Anche la cronaca ha dato il suo contributo alle tesi di chi sostiene forti difficoltà ad effettuare una interruzione di gravidanza volontaria negli ospedali pubblici di casa nostra. A Foligno al nuovo ospedale San Giovanni Battista nello scorso mese di gennaio è stata disposta la sospensione temporanea delle attività di interruzione volontaria della gravidanza, costringendo le donne del comprensorio a recarsi in altri presidi ospedalieri come Spoleto o Narni. La sospensione del servizio – aggiungono - si è verificata a causa del numero estremamente esiguo di ginecologi non obiettori presenti nell'ospedale (2), che per ragioni diverse non potevano essere in servizio (dimissioni in un caso e malattia nell'altro). 

Insomma tanti dati e numeri sembrano confermare la difficoltà di abortire in Umbria nonostante sia regolamentato da una legge dello Stato Italiano. Chi non la pensa così è il dottore Angelo Francesco Filardo,  Membro del Consiglio Direttivo della Federazione Regionale dei CAV e Mpv Umbri  V. Presidente dell'AIGOC, che ha elaborato un vero e proprio contro dossier che va oltre gli ospedali dove avviene l'interruzione di gravidanza: si parla della disponibilità della pillola del giorno fino al ruolo pro-aborti, a suo cire, dei consultori. Ma non dimentica anche del paragone tra strutture per nascere e quelle per non venire al mondo.

============

• DOMANDE DA SVOLGERE:
(a) Nel brano sull'aborto in Umbria, in quali altri ospedali hanno dovuto andare le donne della zona di Foligno dopo la sospensione del servizio?
(b) Trascrivi dal brano sull'aborto in Umbria il tratto da "Anche la cronaca" fino a "e malattia nell'altro).".

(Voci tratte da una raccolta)
============

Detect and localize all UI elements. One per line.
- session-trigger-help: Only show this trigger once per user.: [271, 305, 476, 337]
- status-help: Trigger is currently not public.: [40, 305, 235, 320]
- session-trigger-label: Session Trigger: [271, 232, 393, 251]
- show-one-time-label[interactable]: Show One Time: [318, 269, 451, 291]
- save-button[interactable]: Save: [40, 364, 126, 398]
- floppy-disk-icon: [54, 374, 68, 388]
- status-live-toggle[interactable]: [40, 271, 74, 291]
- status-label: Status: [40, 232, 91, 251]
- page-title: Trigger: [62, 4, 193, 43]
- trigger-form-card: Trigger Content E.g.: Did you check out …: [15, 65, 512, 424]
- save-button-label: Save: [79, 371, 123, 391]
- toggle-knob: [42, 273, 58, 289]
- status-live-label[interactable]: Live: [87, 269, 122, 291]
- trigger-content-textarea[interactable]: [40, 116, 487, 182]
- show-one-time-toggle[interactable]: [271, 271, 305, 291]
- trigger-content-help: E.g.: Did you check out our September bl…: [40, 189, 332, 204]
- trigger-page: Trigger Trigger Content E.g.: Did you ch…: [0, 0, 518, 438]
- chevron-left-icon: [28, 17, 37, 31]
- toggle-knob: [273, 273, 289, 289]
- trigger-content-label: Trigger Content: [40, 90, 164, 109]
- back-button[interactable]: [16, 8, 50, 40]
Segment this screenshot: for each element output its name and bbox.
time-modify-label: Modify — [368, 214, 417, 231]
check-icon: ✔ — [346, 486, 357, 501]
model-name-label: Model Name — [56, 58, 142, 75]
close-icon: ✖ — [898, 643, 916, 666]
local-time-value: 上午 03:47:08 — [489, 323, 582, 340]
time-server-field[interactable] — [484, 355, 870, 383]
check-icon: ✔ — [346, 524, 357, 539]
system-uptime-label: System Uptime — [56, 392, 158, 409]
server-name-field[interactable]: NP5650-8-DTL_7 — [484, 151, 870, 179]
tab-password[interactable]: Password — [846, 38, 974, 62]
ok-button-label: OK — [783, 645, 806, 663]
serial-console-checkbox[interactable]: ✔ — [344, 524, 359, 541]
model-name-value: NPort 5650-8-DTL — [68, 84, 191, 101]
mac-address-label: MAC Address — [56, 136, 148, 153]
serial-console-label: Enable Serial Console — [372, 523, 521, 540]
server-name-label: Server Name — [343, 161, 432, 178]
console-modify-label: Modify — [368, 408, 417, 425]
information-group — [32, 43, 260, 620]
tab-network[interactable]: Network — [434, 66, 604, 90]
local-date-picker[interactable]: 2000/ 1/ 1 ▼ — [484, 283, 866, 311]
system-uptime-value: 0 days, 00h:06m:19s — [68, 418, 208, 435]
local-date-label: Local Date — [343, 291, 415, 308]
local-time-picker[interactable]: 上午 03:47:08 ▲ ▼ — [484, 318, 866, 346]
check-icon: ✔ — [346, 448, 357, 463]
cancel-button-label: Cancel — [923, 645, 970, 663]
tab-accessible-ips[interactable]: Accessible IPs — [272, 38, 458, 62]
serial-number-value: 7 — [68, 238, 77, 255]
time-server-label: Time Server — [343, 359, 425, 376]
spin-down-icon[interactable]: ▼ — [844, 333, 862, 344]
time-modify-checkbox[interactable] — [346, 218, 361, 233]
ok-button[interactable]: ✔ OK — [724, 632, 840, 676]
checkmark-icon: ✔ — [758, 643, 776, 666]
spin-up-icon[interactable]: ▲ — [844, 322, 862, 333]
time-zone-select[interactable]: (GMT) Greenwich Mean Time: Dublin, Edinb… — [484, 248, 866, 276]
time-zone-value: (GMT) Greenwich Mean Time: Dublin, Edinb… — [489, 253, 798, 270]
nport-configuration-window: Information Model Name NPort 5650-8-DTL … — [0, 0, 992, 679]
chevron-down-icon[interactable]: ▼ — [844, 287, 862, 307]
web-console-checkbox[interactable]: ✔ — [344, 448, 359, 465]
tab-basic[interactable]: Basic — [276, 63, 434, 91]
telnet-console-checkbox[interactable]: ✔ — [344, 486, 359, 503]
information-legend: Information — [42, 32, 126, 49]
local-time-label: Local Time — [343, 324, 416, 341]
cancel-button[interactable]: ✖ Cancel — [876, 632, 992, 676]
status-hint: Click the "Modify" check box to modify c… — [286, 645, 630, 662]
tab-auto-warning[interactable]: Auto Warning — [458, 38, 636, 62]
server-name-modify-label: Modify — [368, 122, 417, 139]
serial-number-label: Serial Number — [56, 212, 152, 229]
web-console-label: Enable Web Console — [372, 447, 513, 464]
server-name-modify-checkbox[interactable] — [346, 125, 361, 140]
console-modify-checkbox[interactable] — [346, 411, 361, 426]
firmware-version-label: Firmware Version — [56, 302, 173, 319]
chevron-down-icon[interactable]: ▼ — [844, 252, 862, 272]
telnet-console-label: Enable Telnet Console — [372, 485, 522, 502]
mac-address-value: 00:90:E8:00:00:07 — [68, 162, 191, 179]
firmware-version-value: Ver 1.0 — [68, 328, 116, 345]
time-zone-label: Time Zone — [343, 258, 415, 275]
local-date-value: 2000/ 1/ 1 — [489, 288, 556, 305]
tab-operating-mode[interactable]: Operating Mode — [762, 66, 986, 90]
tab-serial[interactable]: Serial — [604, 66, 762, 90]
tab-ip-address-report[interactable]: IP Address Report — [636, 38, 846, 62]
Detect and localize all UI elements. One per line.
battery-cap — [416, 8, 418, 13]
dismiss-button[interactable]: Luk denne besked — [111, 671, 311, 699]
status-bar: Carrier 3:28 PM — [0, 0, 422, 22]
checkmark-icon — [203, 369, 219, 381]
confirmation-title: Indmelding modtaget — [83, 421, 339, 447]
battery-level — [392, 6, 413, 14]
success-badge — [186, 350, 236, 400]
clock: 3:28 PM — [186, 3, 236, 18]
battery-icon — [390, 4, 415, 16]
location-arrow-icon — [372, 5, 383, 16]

============

• SOLUZIONI:
(a) A Spoleto o a Narni.

(b)
Anche la cronaca ha dato il suo contributo alle tesi di chi sostiene forti difficoltà ad effettuare una interruzione di gravidanza volontaria negli ospedali pubblici di casa nostra. A Foligno al nuovo ospedale San Giovanni Battista nello scorso mese di gennaio è stata disposta la sospensione temporanea delle attività di interruzione volontaria della gravidanza, costringendo le donne del comprensorio a recarsi in altri presidi ospedalieri come Spoleto o Narni. La sospensione del servizio – aggiungono - si è verificata a causa del numero estremamente esiguo di ginecologi non obiettori presenti nell'ospedale (2), che per ragioni diverse non potevano essere in servizio (dimissioni in un caso e malattia nell'altro).